SET PROBLEM ::
Restate the records that follow word for word; no pictures should appear.

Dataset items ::
============
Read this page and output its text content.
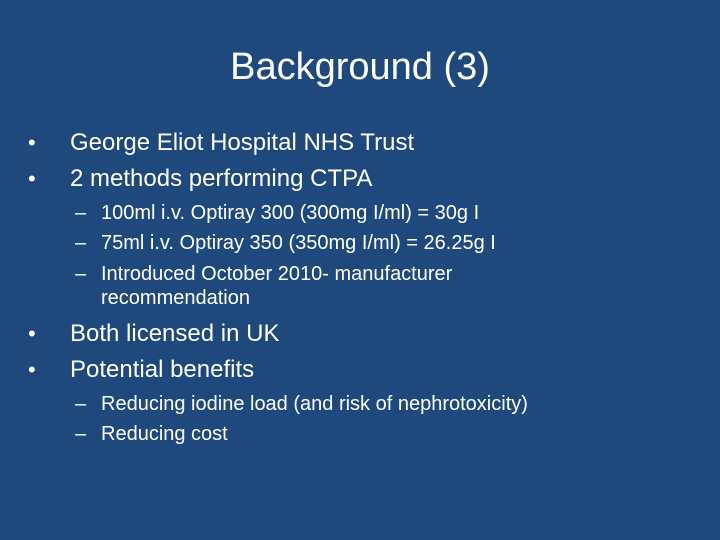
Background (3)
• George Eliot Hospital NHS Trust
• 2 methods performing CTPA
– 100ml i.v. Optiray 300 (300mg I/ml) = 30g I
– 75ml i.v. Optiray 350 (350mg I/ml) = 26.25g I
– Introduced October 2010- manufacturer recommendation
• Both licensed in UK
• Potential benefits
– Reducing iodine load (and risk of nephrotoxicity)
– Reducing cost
============
SOLUTION ::
Read this page and output its text content.
Background (3)
• George Eliot Hospital NHS Trust
• 2 methods performing CTPA
– 100ml i.v. Optiray 300 (300mg I/ml) = 30g I
– 75ml i.v. Optiray 350 (350mg I/ml) = 26.25g I
– Introduced October 2010- manufacturer recommendation
• Both licensed in UK
• Potential benefits
– Reducing iodine load (and risk of nephrotoxicity)
– Reducing cost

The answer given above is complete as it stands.